**Goal**
Extract every line from the records below that contains the word "planting".

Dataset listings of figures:
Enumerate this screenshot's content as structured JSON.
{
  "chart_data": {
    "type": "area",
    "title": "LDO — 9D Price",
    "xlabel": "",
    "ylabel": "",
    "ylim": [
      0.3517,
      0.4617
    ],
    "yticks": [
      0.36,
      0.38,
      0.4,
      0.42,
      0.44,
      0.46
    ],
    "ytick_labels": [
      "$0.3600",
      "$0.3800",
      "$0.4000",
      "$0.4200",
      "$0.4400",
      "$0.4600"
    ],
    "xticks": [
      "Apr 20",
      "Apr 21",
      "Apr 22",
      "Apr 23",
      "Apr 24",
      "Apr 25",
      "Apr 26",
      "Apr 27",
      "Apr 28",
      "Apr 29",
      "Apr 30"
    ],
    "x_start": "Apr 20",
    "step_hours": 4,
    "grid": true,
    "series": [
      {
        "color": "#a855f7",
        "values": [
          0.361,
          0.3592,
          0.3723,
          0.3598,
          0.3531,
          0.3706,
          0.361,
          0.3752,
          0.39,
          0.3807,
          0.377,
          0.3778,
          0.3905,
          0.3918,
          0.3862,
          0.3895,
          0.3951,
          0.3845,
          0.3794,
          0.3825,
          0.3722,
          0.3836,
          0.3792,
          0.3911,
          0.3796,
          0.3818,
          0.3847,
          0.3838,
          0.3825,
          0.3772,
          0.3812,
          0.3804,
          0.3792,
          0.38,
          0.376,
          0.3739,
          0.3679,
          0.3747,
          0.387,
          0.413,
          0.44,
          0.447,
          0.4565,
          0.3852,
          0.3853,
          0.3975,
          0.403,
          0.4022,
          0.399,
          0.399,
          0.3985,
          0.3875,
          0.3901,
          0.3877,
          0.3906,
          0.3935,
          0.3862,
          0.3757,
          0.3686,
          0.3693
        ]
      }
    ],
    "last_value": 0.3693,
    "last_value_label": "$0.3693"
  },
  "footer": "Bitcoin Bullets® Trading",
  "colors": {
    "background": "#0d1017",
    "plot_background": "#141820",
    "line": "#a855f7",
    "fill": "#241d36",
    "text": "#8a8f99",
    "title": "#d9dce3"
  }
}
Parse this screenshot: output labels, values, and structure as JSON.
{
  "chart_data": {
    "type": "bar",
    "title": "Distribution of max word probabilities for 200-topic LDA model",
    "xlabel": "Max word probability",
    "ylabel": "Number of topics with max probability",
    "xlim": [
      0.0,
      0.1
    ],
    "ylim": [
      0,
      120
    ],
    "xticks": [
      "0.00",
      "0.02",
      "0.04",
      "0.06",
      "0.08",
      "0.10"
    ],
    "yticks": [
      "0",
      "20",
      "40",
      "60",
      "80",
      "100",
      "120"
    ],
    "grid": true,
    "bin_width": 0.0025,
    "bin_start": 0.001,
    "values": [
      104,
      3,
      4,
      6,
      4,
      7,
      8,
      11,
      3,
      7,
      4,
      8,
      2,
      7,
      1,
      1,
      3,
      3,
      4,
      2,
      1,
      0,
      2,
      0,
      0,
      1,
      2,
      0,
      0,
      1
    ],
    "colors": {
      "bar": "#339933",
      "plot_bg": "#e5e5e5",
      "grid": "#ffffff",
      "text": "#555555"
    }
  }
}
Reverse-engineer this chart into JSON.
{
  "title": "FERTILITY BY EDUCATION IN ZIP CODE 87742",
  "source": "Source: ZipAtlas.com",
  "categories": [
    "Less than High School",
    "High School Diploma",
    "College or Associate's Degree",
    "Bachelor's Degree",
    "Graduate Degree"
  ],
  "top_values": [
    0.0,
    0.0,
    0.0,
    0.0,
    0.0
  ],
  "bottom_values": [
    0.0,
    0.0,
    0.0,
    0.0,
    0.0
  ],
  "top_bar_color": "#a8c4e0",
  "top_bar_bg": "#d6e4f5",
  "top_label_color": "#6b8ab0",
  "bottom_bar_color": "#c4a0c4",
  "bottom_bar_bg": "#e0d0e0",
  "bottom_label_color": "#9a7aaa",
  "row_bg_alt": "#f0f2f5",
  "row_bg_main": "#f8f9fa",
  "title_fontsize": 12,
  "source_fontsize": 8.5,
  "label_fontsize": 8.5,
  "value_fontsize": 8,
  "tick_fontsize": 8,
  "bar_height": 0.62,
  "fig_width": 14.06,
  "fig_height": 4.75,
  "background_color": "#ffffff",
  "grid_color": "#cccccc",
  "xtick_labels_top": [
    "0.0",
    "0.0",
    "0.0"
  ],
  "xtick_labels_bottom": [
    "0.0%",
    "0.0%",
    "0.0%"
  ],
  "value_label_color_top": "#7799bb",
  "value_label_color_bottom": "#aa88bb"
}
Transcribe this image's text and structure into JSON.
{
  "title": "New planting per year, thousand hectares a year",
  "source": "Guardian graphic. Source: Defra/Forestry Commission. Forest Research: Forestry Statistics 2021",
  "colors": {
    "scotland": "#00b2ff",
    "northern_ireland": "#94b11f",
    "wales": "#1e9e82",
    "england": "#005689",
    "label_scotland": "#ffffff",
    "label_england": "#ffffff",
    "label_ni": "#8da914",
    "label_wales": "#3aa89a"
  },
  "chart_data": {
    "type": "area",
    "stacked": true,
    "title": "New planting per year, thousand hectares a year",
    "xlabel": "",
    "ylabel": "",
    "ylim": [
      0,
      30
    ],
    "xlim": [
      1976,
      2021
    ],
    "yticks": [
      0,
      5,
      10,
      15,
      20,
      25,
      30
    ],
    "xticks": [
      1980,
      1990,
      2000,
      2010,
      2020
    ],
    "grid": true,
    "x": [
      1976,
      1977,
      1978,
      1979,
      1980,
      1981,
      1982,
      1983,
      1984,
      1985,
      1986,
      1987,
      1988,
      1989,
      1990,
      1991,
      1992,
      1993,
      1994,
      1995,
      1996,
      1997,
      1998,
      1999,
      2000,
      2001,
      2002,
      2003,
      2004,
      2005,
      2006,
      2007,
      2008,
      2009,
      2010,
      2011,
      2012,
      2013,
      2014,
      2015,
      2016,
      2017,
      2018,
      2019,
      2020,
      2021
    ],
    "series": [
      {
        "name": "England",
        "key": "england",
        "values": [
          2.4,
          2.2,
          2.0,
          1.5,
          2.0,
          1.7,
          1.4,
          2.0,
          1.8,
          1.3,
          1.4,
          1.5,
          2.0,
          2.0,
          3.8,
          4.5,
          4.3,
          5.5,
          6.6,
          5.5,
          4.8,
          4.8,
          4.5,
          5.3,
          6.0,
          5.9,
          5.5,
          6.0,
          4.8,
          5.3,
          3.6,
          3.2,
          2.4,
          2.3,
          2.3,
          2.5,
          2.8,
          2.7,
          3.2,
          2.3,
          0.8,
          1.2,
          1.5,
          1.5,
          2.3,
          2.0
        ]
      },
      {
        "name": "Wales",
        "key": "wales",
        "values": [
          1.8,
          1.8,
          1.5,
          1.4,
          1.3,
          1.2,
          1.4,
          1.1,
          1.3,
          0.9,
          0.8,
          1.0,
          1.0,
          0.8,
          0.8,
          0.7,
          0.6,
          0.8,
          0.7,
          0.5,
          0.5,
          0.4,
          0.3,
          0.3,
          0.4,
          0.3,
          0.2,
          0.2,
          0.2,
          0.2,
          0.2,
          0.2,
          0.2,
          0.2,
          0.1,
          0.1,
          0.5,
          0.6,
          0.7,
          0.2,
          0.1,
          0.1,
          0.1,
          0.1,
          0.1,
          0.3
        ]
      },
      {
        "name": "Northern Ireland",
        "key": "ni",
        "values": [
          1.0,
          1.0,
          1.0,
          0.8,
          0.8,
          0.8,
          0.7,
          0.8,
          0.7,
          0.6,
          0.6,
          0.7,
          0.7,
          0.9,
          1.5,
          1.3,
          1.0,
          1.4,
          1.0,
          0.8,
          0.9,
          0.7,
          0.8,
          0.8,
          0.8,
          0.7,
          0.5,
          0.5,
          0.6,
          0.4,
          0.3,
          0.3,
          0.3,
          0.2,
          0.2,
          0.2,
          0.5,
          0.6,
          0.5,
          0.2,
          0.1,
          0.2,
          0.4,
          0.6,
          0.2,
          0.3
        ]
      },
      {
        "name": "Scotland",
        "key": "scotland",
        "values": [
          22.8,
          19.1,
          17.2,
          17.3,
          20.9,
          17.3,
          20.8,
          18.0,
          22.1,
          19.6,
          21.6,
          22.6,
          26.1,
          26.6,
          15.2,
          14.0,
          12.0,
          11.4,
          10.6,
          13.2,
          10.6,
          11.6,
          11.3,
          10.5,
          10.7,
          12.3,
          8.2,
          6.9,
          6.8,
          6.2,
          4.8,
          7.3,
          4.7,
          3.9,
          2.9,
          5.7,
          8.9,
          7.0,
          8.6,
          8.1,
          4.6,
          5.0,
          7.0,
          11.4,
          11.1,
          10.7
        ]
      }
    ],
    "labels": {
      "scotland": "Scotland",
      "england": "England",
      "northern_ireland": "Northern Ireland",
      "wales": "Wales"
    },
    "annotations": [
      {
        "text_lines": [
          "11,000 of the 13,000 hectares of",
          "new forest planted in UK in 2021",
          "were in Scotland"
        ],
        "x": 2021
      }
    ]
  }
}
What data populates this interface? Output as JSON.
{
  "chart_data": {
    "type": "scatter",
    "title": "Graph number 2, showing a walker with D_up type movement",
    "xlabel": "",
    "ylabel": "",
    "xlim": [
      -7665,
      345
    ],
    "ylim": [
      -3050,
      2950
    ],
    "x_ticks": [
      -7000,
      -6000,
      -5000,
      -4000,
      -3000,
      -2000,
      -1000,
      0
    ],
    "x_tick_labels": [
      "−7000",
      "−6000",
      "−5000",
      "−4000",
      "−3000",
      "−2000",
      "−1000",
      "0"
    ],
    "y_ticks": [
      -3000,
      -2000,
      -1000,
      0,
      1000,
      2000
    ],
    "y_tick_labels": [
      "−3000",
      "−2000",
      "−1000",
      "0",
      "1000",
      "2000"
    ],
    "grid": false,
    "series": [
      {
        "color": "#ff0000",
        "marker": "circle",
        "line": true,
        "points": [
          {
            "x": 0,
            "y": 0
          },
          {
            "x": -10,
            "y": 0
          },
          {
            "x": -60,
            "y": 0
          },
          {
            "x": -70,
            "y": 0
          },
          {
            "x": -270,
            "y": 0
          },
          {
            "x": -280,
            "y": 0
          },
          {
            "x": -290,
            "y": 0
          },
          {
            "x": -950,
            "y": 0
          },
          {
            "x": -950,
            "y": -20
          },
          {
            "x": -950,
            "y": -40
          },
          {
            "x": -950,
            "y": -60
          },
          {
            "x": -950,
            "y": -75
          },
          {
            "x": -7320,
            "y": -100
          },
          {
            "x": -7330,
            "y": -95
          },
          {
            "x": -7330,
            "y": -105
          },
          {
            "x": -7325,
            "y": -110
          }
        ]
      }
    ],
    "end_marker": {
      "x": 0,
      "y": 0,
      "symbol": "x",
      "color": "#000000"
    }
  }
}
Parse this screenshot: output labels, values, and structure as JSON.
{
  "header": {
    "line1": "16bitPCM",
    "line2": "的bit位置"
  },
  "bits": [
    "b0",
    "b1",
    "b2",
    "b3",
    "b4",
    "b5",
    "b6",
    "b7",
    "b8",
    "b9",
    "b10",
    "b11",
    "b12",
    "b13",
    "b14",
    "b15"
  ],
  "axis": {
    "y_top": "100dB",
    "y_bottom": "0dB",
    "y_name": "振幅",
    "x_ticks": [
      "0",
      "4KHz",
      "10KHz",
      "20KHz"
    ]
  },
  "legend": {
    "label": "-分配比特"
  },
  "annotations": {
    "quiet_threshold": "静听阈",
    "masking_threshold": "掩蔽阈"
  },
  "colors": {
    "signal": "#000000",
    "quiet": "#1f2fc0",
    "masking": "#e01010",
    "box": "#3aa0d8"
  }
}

**Output of the exercise**
  "title": "New planting per year, thousand hectares a year",
    "title": "New planting per year, thousand hectares a year",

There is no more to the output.